## [Aim]
Can you copy out the data exactly? Leave the images out.
>> start Data for processing
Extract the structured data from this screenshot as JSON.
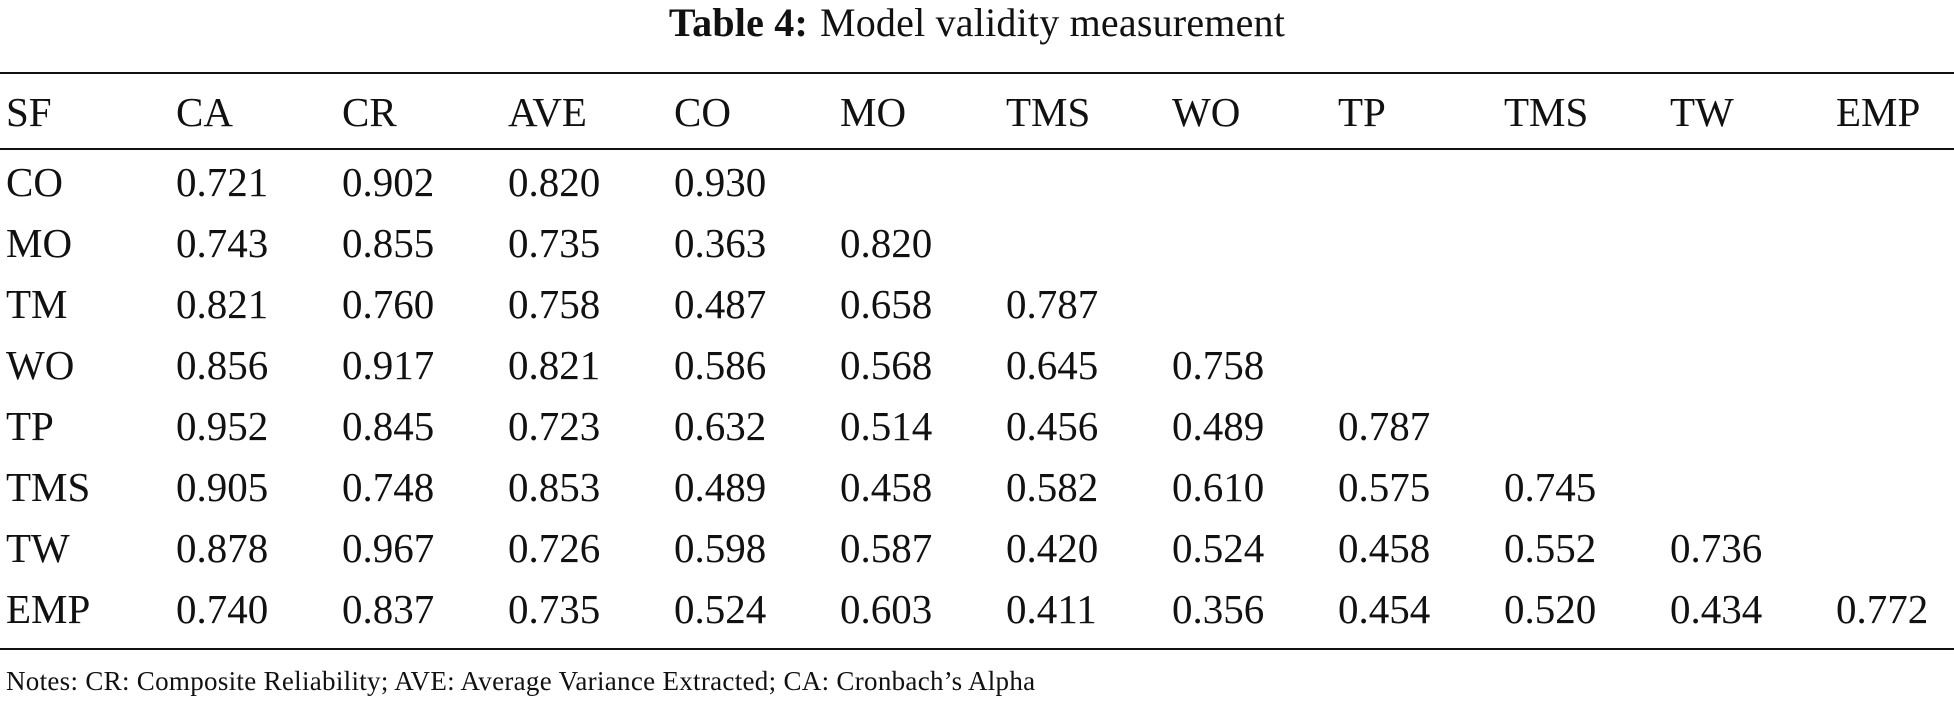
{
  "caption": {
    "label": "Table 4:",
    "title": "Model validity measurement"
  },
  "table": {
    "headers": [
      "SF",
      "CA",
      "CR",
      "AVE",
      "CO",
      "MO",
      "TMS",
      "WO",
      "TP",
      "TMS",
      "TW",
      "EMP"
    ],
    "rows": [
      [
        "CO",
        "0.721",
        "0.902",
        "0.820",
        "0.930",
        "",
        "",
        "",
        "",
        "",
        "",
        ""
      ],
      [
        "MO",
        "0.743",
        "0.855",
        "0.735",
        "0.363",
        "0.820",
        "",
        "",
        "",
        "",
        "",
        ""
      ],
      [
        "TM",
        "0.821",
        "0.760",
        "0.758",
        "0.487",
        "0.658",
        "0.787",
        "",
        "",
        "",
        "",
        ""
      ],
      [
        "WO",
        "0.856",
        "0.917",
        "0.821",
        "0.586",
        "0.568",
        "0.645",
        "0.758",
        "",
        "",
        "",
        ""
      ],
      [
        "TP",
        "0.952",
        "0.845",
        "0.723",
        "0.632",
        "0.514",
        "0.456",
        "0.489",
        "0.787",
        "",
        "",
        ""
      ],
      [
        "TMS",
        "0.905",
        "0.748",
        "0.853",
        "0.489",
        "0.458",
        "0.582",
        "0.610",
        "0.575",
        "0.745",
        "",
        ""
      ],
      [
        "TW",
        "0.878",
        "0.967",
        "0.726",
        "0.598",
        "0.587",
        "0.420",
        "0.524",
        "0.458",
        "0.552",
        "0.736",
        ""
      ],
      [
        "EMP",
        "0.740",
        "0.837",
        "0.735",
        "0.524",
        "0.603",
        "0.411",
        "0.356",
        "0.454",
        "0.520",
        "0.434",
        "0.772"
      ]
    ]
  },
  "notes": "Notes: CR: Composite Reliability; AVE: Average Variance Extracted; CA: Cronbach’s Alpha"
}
>> end Data for processing
## [Output]
Extract the structured data from this screenshot as JSON.
{
  "caption": {
    "label": "Table 4:",
    "title": "Model validity measurement"
  },
  "table": {
    "headers": [
      "SF",
      "CA",
      "CR",
      "AVE",
      "CO",
      "MO",
      "TMS",
      "WO",
      "TP",
      "TMS",
      "TW",
      "EMP"
    ],
    "rows": [
      [
        "CO",
        "0.721",
        "0.902",
        "0.820",
        "0.930",
        "",
        "",
        "",
        "",
        "",
        "",
        ""
      ],
      [
        "MO",
        "0.743",
        "0.855",
        "0.735",
        "0.363",
        "0.820",
        "",
        "",
        "",
        "",
        "",
        ""
      ],
      [
        "TM",
        "0.821",
        "0.760",
        "0.758",
        "0.487",
        "0.658",
        "0.787",
        "",
        "",
        "",
        "",
        ""
      ],
      [
        "WO",
        "0.856",
        "0.917",
        "0.821",
        "0.586",
        "0.568",
        "0.645",
        "0.758",
        "",
        "",
        "",
        ""
      ],
      [
        "TP",
        "0.952",
        "0.845",
        "0.723",
        "0.632",
        "0.514",
        "0.456",
        "0.489",
        "0.787",
        "",
        "",
        ""
      ],
      [
        "TMS",
        "0.905",
        "0.748",
        "0.853",
        "0.489",
        "0.458",
        "0.582",
        "0.610",
        "0.575",
        "0.745",
        "",
        ""
      ],
      [
        "TW",
        "0.878",
        "0.967",
        "0.726",
        "0.598",
        "0.587",
        "0.420",
        "0.524",
        "0.458",
        "0.552",
        "0.736",
        ""
      ],
      [
        "EMP",
        "0.740",
        "0.837",
        "0.735",
        "0.524",
        "0.603",
        "0.411",
        "0.356",
        "0.454",
        "0.520",
        "0.434",
        "0.772"
      ]
    ]
  },
  "notes": "Notes: CR: Composite Reliability; AVE: Average Variance Extracted; CA: Cronbach’s Alpha"
}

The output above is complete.